What needs to be done » A complete answer lists every line of the material where the string "chart" occurs.

Records for the task »
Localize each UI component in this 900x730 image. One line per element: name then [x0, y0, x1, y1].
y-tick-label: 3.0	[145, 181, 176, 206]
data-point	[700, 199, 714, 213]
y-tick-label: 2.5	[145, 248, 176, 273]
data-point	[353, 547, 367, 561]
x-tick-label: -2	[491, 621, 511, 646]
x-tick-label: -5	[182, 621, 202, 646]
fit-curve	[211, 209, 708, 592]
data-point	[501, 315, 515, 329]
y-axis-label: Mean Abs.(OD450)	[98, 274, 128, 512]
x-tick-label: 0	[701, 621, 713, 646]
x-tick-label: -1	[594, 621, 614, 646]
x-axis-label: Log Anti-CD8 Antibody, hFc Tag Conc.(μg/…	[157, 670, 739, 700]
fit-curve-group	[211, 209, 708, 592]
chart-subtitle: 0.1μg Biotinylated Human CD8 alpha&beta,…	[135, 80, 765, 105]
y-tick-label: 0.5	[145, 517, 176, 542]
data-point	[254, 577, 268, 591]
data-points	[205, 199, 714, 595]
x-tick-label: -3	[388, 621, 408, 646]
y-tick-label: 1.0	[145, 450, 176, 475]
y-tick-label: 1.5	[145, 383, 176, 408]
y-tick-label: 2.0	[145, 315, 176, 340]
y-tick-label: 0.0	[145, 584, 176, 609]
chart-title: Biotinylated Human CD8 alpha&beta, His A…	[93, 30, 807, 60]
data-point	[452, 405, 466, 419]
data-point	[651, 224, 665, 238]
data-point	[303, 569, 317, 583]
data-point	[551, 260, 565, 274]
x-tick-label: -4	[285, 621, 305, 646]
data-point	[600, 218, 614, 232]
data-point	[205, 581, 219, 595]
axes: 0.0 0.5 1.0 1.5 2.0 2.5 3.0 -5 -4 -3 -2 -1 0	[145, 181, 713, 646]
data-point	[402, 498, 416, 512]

Exercise response »
chart-subtitle: 0.1μg Biotinylated Human CD8 alpha&beta,…	[135, 80, 765, 105]
chart-title: Biotinylated Human CD8 alpha&beta, His A…	[93, 30, 807, 60]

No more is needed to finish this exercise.